**Set exercise A:**
Reproduce the passage on the five Antilegomena of the New Testament word for word, from its title through the end of section 321.

**Quoted passage:**
↓

The Holy Scriptures

From the Double Point of View of Science and of Faith

By François Samuel Robert Louis Gaussen

Part First - Canonicity of all Books of the New Testament

Book 4 - The Second Canon; or, The Five Antilegomena

Chapter 1

 

GENERAL FACTS.

321. IF the twenty scriptures of the first canon, as soon as they appeared, were received as divine by all the churches of Christendom, and if the two books which compose the second-first were, at first, universally admitted, it was not so with the five small late epistles of James, Peter, John, and Jude. Accepted by “a great number,” says Eusebius, they were not universally accepted, because sent to Christian people just at the moment when their authors were about to disappear by death, and, moreover, addressed to the whole body of believers, they had not the same advantages as the greater part of the other apostolic writings for being at once universally received. For this purpose there was wanting either the personal influence and presence of the sacred writers, or the immediate testimony of the men, or of the churches, to whom all the non-catholic epistles were at first addressed. Consequently, we can understand how they were admitted more slowly in certain more distant parts of- the Christian world. While a majority of the churches received these five epistles from the first, as making a part of the Sacred Scriptures, there were always many, during two centuries and a half, who remained in suspense as to the Divine authority of one or other among them; and it was only at the beginning of the fourth century, about the year 325, that these hesitations ceased in all parts of the East and West. It was thus that their universal and absolute adoption into the sacred canon came to be deferred. But this very delay, by attesting at once the liberty and the sacred jealousy of the primitive churches on the subject of the canon, should serve, as we shall soon see, only to render our confidence more entire in the peaceable and final result of this sacred investigation.

↑

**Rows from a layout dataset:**
↓

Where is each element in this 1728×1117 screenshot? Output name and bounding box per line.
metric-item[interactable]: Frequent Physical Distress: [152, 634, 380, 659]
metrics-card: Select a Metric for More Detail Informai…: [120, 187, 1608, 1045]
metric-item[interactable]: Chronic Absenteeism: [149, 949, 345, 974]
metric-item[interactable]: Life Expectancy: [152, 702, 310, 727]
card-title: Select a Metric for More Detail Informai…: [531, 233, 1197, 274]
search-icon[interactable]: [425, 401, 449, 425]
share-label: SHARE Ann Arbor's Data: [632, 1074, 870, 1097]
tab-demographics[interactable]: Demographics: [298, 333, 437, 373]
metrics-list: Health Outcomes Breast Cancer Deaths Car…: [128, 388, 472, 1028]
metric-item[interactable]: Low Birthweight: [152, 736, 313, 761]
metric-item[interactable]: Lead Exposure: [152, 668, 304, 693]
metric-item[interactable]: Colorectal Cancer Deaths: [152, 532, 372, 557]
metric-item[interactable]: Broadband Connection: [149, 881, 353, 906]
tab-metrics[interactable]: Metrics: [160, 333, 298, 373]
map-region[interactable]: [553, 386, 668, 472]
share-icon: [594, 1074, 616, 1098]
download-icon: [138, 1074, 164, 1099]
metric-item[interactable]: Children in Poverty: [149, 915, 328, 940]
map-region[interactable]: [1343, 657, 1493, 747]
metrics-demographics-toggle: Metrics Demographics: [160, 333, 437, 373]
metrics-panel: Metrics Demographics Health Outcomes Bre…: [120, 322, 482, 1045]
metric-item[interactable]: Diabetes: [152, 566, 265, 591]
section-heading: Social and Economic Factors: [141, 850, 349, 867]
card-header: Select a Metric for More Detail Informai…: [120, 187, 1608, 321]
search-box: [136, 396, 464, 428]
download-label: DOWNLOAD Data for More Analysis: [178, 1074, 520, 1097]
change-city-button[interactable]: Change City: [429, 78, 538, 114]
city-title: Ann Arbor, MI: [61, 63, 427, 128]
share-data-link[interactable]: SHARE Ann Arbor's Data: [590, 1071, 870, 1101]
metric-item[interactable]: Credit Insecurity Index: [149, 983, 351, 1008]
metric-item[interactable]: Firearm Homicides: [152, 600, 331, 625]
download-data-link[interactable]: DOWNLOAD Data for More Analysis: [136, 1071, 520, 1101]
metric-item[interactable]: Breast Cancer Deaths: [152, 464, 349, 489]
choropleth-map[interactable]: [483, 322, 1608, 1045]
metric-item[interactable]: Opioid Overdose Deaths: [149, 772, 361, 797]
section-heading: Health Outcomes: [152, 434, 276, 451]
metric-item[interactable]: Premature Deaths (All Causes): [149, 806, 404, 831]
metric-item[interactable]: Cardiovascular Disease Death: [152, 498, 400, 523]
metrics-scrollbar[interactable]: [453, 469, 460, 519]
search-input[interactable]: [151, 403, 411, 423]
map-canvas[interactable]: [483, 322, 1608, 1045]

↑

**Set exercise B:**
Recast the records from their first line through the line holding "metrics-card: Select a", inclusive, as a JSON list of strings with one string per line, leaving out any blank lines.

**Task result A:**
The Holy Scriptures

From the Double Point of View of Science and of Faith

By François Samuel Robert Louis Gaussen

Part First - Canonicity of all Books of the New Testament

Book 4 - The Second Canon; or, The Five Antilegomena

Chapter 1

 

GENERAL FACTS.

321. IF the twenty scriptures of the first canon, as soon as they appeared, were received as divine by all the churches of Christendom, and if the two books which compose the second-first were, at first, universally admitted, it was not so with the five small late epistles of James, Peter, John, and Jude. Accepted by “a great number,” says Eusebius, they were not universally accepted, because sent to Christian people just at the moment when their authors were about to disappear by death, and, moreover, addressed to the whole body of believers, they had not the same advantages as the greater part of the other apostolic writings for being at once universally received. For this purpose there was wanting either the personal influence and presence of the sacred writers, or the immediate testimony of the men, or of the churches, to whom all the non-catholic epistles were at first addressed. Consequently, we can understand how they were admitted more slowly in certain more distant parts of- the Christian world. While a majority of the churches received these five epistles from the first, as making a part of the Sacred Scriptures, there were always many, during two centuries and a half, who remained in suspense as to the Divine authority of one or other among them; and it was only at the beginning of the fourth century, about the year 325, that these hesitations ceased in all parts of the East and West. It was thus that their universal and absolute adoption into the sacred canon came to be deferred. But this very delay, by attesting at once the liberty and the sacred jealousy of the primitive churches on the subject of the canon, should serve, as we shall soon see, only to render our confidence more entire in the peaceable and final result of this sacred investigation.

**Task result B:**
[
  "Where is each element in this 1728×1117 screenshot? Output name and bounding box per line.",
  "metric-item[interactable]: Frequent Physical Distress: [152, 634, 380, 659]",
  "metrics-card: Select a Metric for More Detail Informai…: [120, 187, 1608, 1045]"
]